— Start of Material for this task —
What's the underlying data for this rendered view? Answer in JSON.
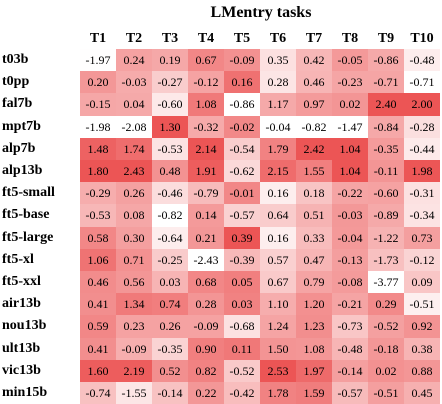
{
  "chart_data": {
    "type": "heatmap",
    "title": "LMentry tasks",
    "columns": [
      "T1",
      "T2",
      "T3",
      "T4",
      "T5",
      "T6",
      "T7",
      "T8",
      "T9",
      "T10"
    ],
    "rows": [
      "t03b",
      "t0pp",
      "fal7b",
      "mpt7b",
      "alp7b",
      "alp13b",
      "ft5-small",
      "ft5-base",
      "ft5-large",
      "ft5-xl",
      "ft5-xxl",
      "air13b",
      "nou13b",
      "ult13b",
      "vic13b",
      "min15b"
    ],
    "values": [
      [
        "-1.97",
        "0.24",
        "0.19",
        "0.67",
        "-0.09",
        "0.35",
        "0.42",
        "-0.05",
        "-0.86",
        "-0.48"
      ],
      [
        "0.20",
        "-0.03",
        "-0.27",
        "-0.12",
        "0.16",
        "0.28",
        "0.46",
        "-0.23",
        "-0.71",
        "-0.71"
      ],
      [
        "-0.15",
        "0.04",
        "-0.60",
        "1.08",
        "-0.86",
        "1.17",
        "0.97",
        "0.02",
        "2.40",
        "2.00"
      ],
      [
        "-1.98",
        "-2.08",
        "1.30",
        "-0.32",
        "-0.02",
        "-0.04",
        "-0.82",
        "-1.47",
        "-0.84",
        "-0.28"
      ],
      [
        "1.48",
        "1.74",
        "-0.53",
        "2.14",
        "-0.54",
        "1.79",
        "2.42",
        "1.04",
        "-0.35",
        "-0.44"
      ],
      [
        "1.80",
        "2.43",
        "0.48",
        "1.91",
        "-0.62",
        "2.15",
        "1.55",
        "1.04",
        "-0.11",
        "1.98"
      ],
      [
        "-0.29",
        "0.26",
        "-0.46",
        "-0.79",
        "-0.01",
        "0.16",
        "0.18",
        "-0.22",
        "-0.60",
        "-0.31"
      ],
      [
        "-0.53",
        "0.08",
        "-0.82",
        "0.14",
        "-0.57",
        "0.64",
        "0.51",
        "-0.03",
        "-0.89",
        "-0.34"
      ],
      [
        "0.58",
        "0.30",
        "-0.64",
        "0.21",
        "0.39",
        "0.16",
        "0.33",
        "-0.04",
        "-1.22",
        "0.73"
      ],
      [
        "1.06",
        "0.71",
        "-0.25",
        "-2.43",
        "-0.39",
        "0.57",
        "0.47",
        "-0.13",
        "-1.73",
        "-0.12"
      ],
      [
        "0.46",
        "0.56",
        "0.03",
        "0.68",
        "0.05",
        "0.67",
        "0.79",
        "-0.08",
        "-3.77",
        "0.09"
      ],
      [
        "0.41",
        "1.34",
        "0.74",
        "0.28",
        "0.03",
        "1.10",
        "1.20",
        "-0.21",
        "0.29",
        "-0.51"
      ],
      [
        "0.59",
        "0.23",
        "0.26",
        "-0.09",
        "-0.68",
        "1.24",
        "1.23",
        "-0.73",
        "-0.52",
        "0.92"
      ],
      [
        "0.41",
        "-0.09",
        "-0.35",
        "0.90",
        "0.11",
        "1.50",
        "1.08",
        "-0.48",
        "-0.18",
        "0.38"
      ],
      [
        "1.60",
        "2.19",
        "0.52",
        "0.82",
        "-0.52",
        "2.53",
        "1.97",
        "-0.14",
        "0.02",
        "0.88"
      ],
      [
        "-0.74",
        "-1.55",
        "-0.14",
        "0.22",
        "-0.42",
        "1.78",
        "1.59",
        "-0.57",
        "-0.51",
        "0.45"
      ]
    ],
    "color_scale": {
      "low": "#ffffff",
      "high": "#ec5555"
    },
    "legend": "none",
    "grid": false
  }
}
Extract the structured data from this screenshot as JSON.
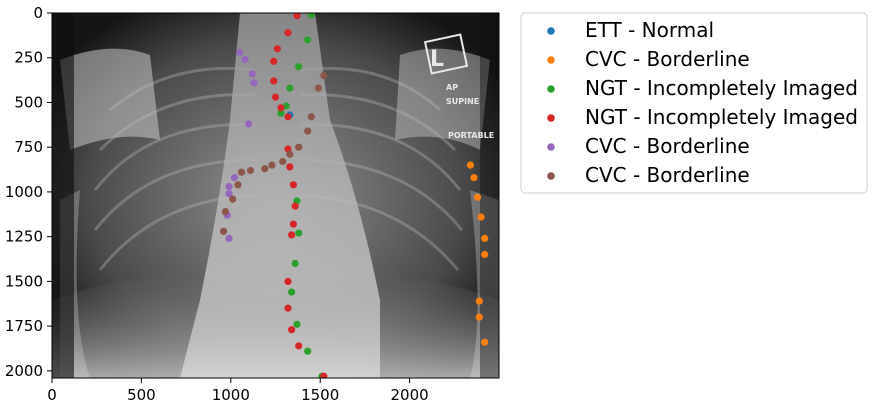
{
  "chart_data": {
    "type": "scatter",
    "title": "",
    "xlabel": "",
    "ylabel": "",
    "xlim": [
      0,
      2500
    ],
    "ylim": [
      2040,
      0
    ],
    "y_inverted": true,
    "grid": false,
    "legend_position": "outside upper right",
    "x_ticks": [
      0,
      500,
      1000,
      1500,
      2000
    ],
    "y_ticks": [
      0,
      250,
      500,
      750,
      1000,
      1250,
      1500,
      1750,
      2000
    ],
    "x_tick_labels": [
      "0",
      "500",
      "1000",
      "1500",
      "2000"
    ],
    "y_tick_labels": [
      "0",
      "250",
      "500",
      "750",
      "1000",
      "1250",
      "1500",
      "1750",
      "2000"
    ],
    "background_image": "chest-xray-ap-supine-portable",
    "image_labels": {
      "side_marker": "L",
      "view": "AP",
      "position": "SUPINE",
      "portable": "PORTABLE"
    },
    "series": [
      {
        "name": "ETT - Normal",
        "color": "#1f77b4",
        "points": [
          [
            1330,
            570
          ]
        ]
      },
      {
        "name": "CVC - Borderline",
        "color": "#ff7f0e",
        "points": [
          [
            2340,
            850
          ],
          [
            2360,
            920
          ],
          [
            2380,
            1030
          ],
          [
            2400,
            1140
          ],
          [
            2420,
            1260
          ],
          [
            2420,
            1350
          ],
          [
            2390,
            1610
          ],
          [
            2390,
            1700
          ],
          [
            2420,
            1840
          ]
        ]
      },
      {
        "name": "NGT - Incompletely Imaged",
        "color": "#2ca02c",
        "points": [
          [
            1450,
            10
          ],
          [
            1430,
            150
          ],
          [
            1380,
            300
          ],
          [
            1330,
            420
          ],
          [
            1310,
            520
          ],
          [
            1280,
            560
          ],
          [
            1370,
            1050
          ],
          [
            1380,
            1230
          ],
          [
            1360,
            1400
          ],
          [
            1340,
            1560
          ],
          [
            1370,
            1740
          ],
          [
            1430,
            1890
          ],
          [
            1510,
            2030
          ]
        ]
      },
      {
        "name": "NGT - Incompletely Imaged",
        "color": "#d62728",
        "points": [
          [
            1370,
            15
          ],
          [
            1320,
            110
          ],
          [
            1260,
            200
          ],
          [
            1240,
            270
          ],
          [
            1240,
            380
          ],
          [
            1250,
            470
          ],
          [
            1280,
            530
          ],
          [
            1320,
            580
          ],
          [
            1320,
            760
          ],
          [
            1330,
            860
          ],
          [
            1350,
            960
          ],
          [
            1360,
            1080
          ],
          [
            1350,
            1180
          ],
          [
            1340,
            1240
          ],
          [
            1320,
            1500
          ],
          [
            1320,
            1650
          ],
          [
            1340,
            1770
          ],
          [
            1380,
            1860
          ],
          [
            1520,
            2030
          ]
        ]
      },
      {
        "name": "CVC - Borderline",
        "color": "#9467bd",
        "points": [
          [
            1050,
            220
          ],
          [
            1080,
            260
          ],
          [
            1120,
            340
          ],
          [
            1130,
            390
          ],
          [
            1100,
            620
          ],
          [
            1020,
            920
          ],
          [
            990,
            970
          ],
          [
            990,
            1010
          ],
          [
            980,
            1130
          ],
          [
            990,
            1260
          ]
        ]
      },
      {
        "name": "CVC - Borderline",
        "color": "#8c564b",
        "points": [
          [
            1520,
            350
          ],
          [
            1490,
            420
          ],
          [
            1450,
            580
          ],
          [
            1430,
            660
          ],
          [
            1380,
            750
          ],
          [
            1330,
            790
          ],
          [
            1290,
            830
          ],
          [
            1230,
            850
          ],
          [
            1190,
            870
          ],
          [
            1110,
            880
          ],
          [
            1060,
            890
          ],
          [
            1040,
            960
          ],
          [
            1010,
            1040
          ],
          [
            970,
            1110
          ],
          [
            960,
            1220
          ]
        ]
      }
    ]
  }
}
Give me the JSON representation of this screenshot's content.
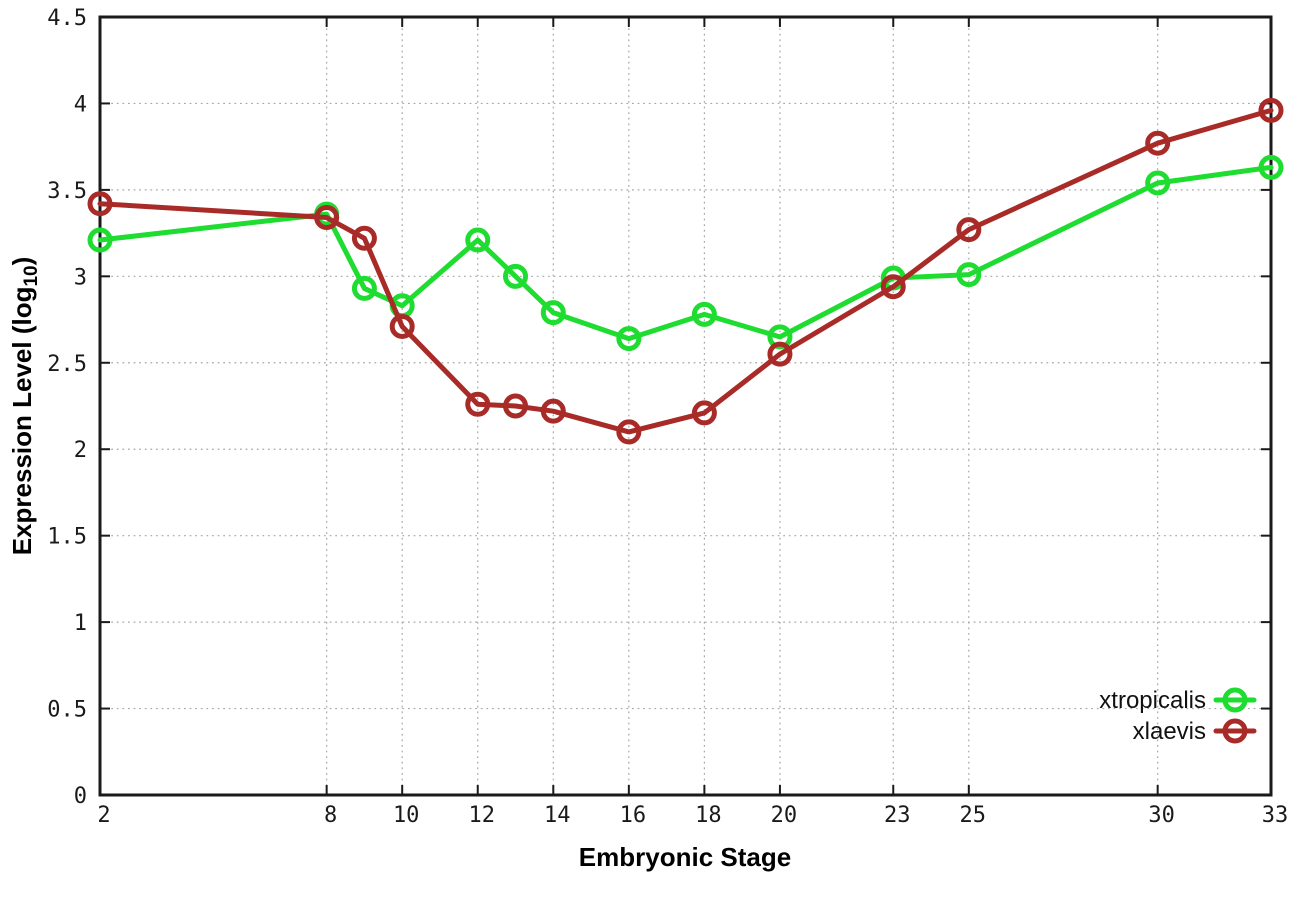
— End of Material for this task —
**Exercise brief:** Retype every entry verbatim and exclude the pictures from the copy.

**Solved exercise:**
What's the underlying data for this rendered view? Answer in JSON.
{
  "chart_data": {
    "type": "heatmap",
    "title": "LMentry tasks",
    "columns": [
      "T1",
      "T2",
      "T3",
      "T4",
      "T5",
      "T6",
      "T7",
      "T8",
      "T9",
      "T10"
    ],
    "rows": [
      "t03b",
      "t0pp",
      "fal7b",
      "mpt7b",
      "alp7b",
      "alp13b",
      "ft5-small",
      "ft5-base",
      "ft5-large",
      "ft5-xl",
      "ft5-xxl",
      "air13b",
      "nou13b",
      "ult13b",
      "vic13b",
      "min15b"
    ],
    "values": [
      [
        "-1.97",
        "0.24",
        "0.19",
        "0.67",
        "-0.09",
        "0.35",
        "0.42",
        "-0.05",
        "-0.86",
        "-0.48"
      ],
      [
        "0.20",
        "-0.03",
        "-0.27",
        "-0.12",
        "0.16",
        "0.28",
        "0.46",
        "-0.23",
        "-0.71",
        "-0.71"
      ],
      [
        "-0.15",
        "0.04",
        "-0.60",
        "1.08",
        "-0.86",
        "1.17",
        "0.97",
        "0.02",
        "2.40",
        "2.00"
      ],
      [
        "-1.98",
        "-2.08",
        "1.30",
        "-0.32",
        "-0.02",
        "-0.04",
        "-0.82",
        "-1.47",
        "-0.84",
        "-0.28"
      ],
      [
        "1.48",
        "1.74",
        "-0.53",
        "2.14",
        "-0.54",
        "1.79",
        "2.42",
        "1.04",
        "-0.35",
        "-0.44"
      ],
      [
        "1.80",
        "2.43",
        "0.48",
        "1.91",
        "-0.62",
        "2.15",
        "1.55",
        "1.04",
        "-0.11",
        "1.98"
      ],
      [
        "-0.29",
        "0.26",
        "-0.46",
        "-0.79",
        "-0.01",
        "0.16",
        "0.18",
        "-0.22",
        "-0.60",
        "-0.31"
      ],
      [
        "-0.53",
        "0.08",
        "-0.82",
        "0.14",
        "-0.57",
        "0.64",
        "0.51",
        "-0.03",
        "-0.89",
        "-0.34"
      ],
      [
        "0.58",
        "0.30",
        "-0.64",
        "0.21",
        "0.39",
        "0.16",
        "0.33",
        "-0.04",
        "-1.22",
        "0.73"
      ],
      [
        "1.06",
        "0.71",
        "-0.25",
        "-2.43",
        "-0.39",
        "0.57",
        "0.47",
        "-0.13",
        "-1.73",
        "-0.12"
      ],
      [
        "0.46",
        "0.56",
        "0.03",
        "0.68",
        "0.05",
        "0.67",
        "0.79",
        "-0.08",
        "-3.77",
        "0.09"
      ],
      [
        "0.41",
        "1.34",
        "0.74",
        "0.28",
        "0.03",
        "1.10",
        "1.20",
        "-0.21",
        "0.29",
        "-0.51"
      ],
      [
        "0.59",
        "0.23",
        "0.26",
        "-0.09",
        "-0.68",
        "1.24",
        "1.23",
        "-0.73",
        "-0.52",
        "0.92"
      ],
      [
        "0.41",
        "-0.09",
        "-0.35",
        "0.90",
        "0.11",
        "1.50",
        "1.08",
        "-0.48",
        "-0.18",
        "0.38"
      ],
      [
        "1.60",
        "2.19",
        "0.52",
        "0.82",
        "-0.52",
        "2.53",
        "1.97",
        "-0.14",
        "0.02",
        "0.88"
      ],
      [
        "-0.74",
        "-1.55",
        "-0.14",
        "0.22",
        "-0.42",
        "1.78",
        "1.59",
        "-0.57",
        "-0.51",
        "0.45"
      ]
    ],
    "color_scale": {
      "low": "#ffffff",
      "high": "#ec5555"
    },
    "legend": "none",
    "grid": false
  }
}
Extract the structured data from this screenshot as JSON.
{
  "chart_data": {
    "type": "scatter",
    "title": "",
    "xlabel": "",
    "ylabel": "",
    "xlim": [
      0,
      2500
    ],
    "ylim": [
      2040,
      0
    ],
    "y_inverted": true,
    "grid": false,
    "legend_position": "outside upper right",
    "x_ticks": [
      0,
      500,
      1000,
      1500,
      2000
    ],
    "y_ticks": [
      0,
      250,
      500,
      750,
      1000,
      1250,
      1500,
      1750,
      2000
    ],
    "x_tick_labels": [
      "0",
      "500",
      "1000",
      "1500",
      "2000"
    ],
    "y_tick_labels": [
      "0",
      "250",
      "500",
      "750",
      "1000",
      "1250",
      "1500",
      "1750",
      "2000"
    ],
    "background_image": "chest-xray-ap-supine-portable",
    "image_labels": {
      "side_marker": "L",
      "view": "AP",
      "position": "SUPINE",
      "portable": "PORTABLE"
    },
    "series": [
      {
        "name": "ETT - Normal",
        "color": "#1f77b4",
        "points": [
          [
            1330,
            570
          ]
        ]
      },
      {
        "name": "CVC - Borderline",
        "color": "#ff7f0e",
        "points": [
          [
            2340,
            850
          ],
          [
            2360,
            920
          ],
          [
            2380,
            1030
          ],
          [
            2400,
            1140
          ],
          [
            2420,
            1260
          ],
          [
            2420,
            1350
          ],
          [
            2390,
            1610
          ],
          [
            2390,
            1700
          ],
          [
            2420,
            1840
          ]
        ]
      },
      {
        "name": "NGT - Incompletely Imaged",
        "color": "#2ca02c",
        "points": [
          [
            1450,
            10
          ],
          [
            1430,
            150
          ],
          [
            1380,
            300
          ],
          [
            1330,
            420
          ],
          [
            1310,
            520
          ],
          [
            1280,
            560
          ],
          [
            1370,
            1050
          ],
          [
            1380,
            1230
          ],
          [
            1360,
            1400
          ],
          [
            1340,
            1560
          ],
          [
            1370,
            1740
          ],
          [
            1430,
            1890
          ],
          [
            1510,
            2030
          ]
        ]
      },
      {
        "name": "NGT - Incompletely Imaged",
        "color": "#d62728",
        "points": [
          [
            1370,
            15
          ],
          [
            1320,
            110
          ],
          [
            1260,
            200
          ],
          [
            1240,
            270
          ],
          [
            1240,
            380
          ],
          [
            1250,
            470
          ],
          [
            1280,
            530
          ],
          [
            1320,
            580
          ],
          [
            1320,
            760
          ],
          [
            1330,
            860
          ],
          [
            1350,
            960
          ],
          [
            1360,
            1080
          ],
          [
            1350,
            1180
          ],
          [
            1340,
            1240
          ],
          [
            1320,
            1500
          ],
          [
            1320,
            1650
          ],
          [
            1340,
            1770
          ],
          [
            1380,
            1860
          ],
          [
            1520,
            2030
          ]
        ]
      },
      {
        "name": "CVC - Borderline",
        "color": "#9467bd",
        "points": [
          [
            1050,
            220
          ],
          [
            1080,
            260
          ],
          [
            1120,
            340
          ],
          [
            1130,
            390
          ],
          [
            1100,
            620
          ],
          [
            1020,
            920
          ],
          [
            990,
            970
          ],
          [
            990,
            1010
          ],
          [
            980,
            1130
          ],
          [
            990,
            1260
          ]
        ]
      },
      {
        "name": "CVC - Borderline",
        "color": "#8c564b",
        "points": [
          [
            1520,
            350
          ],
          [
            1490,
            420
          ],
          [
            1450,
            580
          ],
          [
            1430,
            660
          ],
          [
            1380,
            750
          ],
          [
            1330,
            790
          ],
          [
            1290,
            830
          ],
          [
            1230,
            850
          ],
          [
            1190,
            870
          ],
          [
            1110,
            880
          ],
          [
            1060,
            890
          ],
          [
            1040,
            960
          ],
          [
            1010,
            1040
          ],
          [
            970,
            1110
          ],
          [
            960,
            1220
          ]
        ]
      }
    ]
  }
}
Give me the JSON representation of this screenshot's content.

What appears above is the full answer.